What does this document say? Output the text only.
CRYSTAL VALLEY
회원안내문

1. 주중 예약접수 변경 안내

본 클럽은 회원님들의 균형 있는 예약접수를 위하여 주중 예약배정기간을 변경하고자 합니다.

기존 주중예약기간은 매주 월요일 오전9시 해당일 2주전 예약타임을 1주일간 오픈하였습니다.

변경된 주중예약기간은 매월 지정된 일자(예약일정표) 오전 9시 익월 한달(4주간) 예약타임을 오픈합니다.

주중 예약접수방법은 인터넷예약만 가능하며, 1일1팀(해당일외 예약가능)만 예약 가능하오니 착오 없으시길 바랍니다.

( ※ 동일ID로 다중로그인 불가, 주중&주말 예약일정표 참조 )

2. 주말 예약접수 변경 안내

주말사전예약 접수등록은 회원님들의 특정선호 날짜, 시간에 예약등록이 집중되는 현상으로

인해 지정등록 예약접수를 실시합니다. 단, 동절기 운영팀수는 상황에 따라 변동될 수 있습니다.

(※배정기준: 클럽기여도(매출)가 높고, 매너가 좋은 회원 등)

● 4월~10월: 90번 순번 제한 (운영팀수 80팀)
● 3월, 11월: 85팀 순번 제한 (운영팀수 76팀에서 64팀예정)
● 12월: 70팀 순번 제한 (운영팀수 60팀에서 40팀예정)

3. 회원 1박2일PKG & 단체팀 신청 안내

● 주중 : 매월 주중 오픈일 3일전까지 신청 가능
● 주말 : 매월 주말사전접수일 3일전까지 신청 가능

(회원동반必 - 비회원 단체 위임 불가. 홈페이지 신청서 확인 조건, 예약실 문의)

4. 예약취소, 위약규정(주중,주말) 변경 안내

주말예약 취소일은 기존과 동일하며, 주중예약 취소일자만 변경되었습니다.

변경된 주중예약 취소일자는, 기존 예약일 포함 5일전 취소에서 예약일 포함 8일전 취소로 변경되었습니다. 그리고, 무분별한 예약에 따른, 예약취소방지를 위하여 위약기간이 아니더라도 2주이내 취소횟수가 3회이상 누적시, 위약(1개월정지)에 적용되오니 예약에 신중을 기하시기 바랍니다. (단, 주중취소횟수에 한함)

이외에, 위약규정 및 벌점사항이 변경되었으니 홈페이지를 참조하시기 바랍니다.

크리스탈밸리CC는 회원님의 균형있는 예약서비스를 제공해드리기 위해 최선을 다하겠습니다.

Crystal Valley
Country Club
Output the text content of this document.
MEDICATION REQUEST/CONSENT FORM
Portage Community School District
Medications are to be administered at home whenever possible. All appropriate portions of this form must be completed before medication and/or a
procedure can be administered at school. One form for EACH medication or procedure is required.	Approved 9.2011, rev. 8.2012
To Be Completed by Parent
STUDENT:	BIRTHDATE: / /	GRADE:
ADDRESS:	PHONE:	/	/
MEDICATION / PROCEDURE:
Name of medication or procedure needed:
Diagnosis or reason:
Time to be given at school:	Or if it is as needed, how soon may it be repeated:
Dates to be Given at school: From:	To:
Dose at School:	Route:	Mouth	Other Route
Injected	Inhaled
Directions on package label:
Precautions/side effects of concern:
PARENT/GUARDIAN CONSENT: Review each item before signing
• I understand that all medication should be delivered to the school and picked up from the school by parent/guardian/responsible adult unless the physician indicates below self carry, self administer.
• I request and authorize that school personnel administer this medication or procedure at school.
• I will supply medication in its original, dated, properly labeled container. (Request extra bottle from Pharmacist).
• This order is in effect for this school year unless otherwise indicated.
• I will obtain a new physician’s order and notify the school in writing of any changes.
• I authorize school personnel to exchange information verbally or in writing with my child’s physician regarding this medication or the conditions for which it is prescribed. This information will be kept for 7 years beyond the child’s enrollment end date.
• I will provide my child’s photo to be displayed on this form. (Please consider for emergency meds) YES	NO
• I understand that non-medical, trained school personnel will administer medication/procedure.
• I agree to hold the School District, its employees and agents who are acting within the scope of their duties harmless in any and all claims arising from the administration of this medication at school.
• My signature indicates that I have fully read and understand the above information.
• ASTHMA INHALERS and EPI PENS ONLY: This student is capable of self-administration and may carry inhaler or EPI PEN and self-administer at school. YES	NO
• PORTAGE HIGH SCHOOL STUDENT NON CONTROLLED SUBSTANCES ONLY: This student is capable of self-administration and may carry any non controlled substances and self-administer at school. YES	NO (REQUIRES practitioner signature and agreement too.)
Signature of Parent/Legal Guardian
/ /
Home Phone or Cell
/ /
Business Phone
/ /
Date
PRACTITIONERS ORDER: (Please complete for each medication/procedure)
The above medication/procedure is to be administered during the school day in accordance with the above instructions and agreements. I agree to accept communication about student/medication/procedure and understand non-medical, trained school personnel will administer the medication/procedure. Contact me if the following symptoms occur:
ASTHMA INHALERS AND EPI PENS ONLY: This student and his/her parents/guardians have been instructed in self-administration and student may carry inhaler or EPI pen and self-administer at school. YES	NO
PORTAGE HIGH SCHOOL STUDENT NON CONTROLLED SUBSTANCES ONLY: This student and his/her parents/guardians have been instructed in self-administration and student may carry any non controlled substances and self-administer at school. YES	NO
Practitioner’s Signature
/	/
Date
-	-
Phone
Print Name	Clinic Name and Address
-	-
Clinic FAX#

--

• **Stated exercise**: Report only the count of lines that include the string "guardians".

• **Expected answer**: 2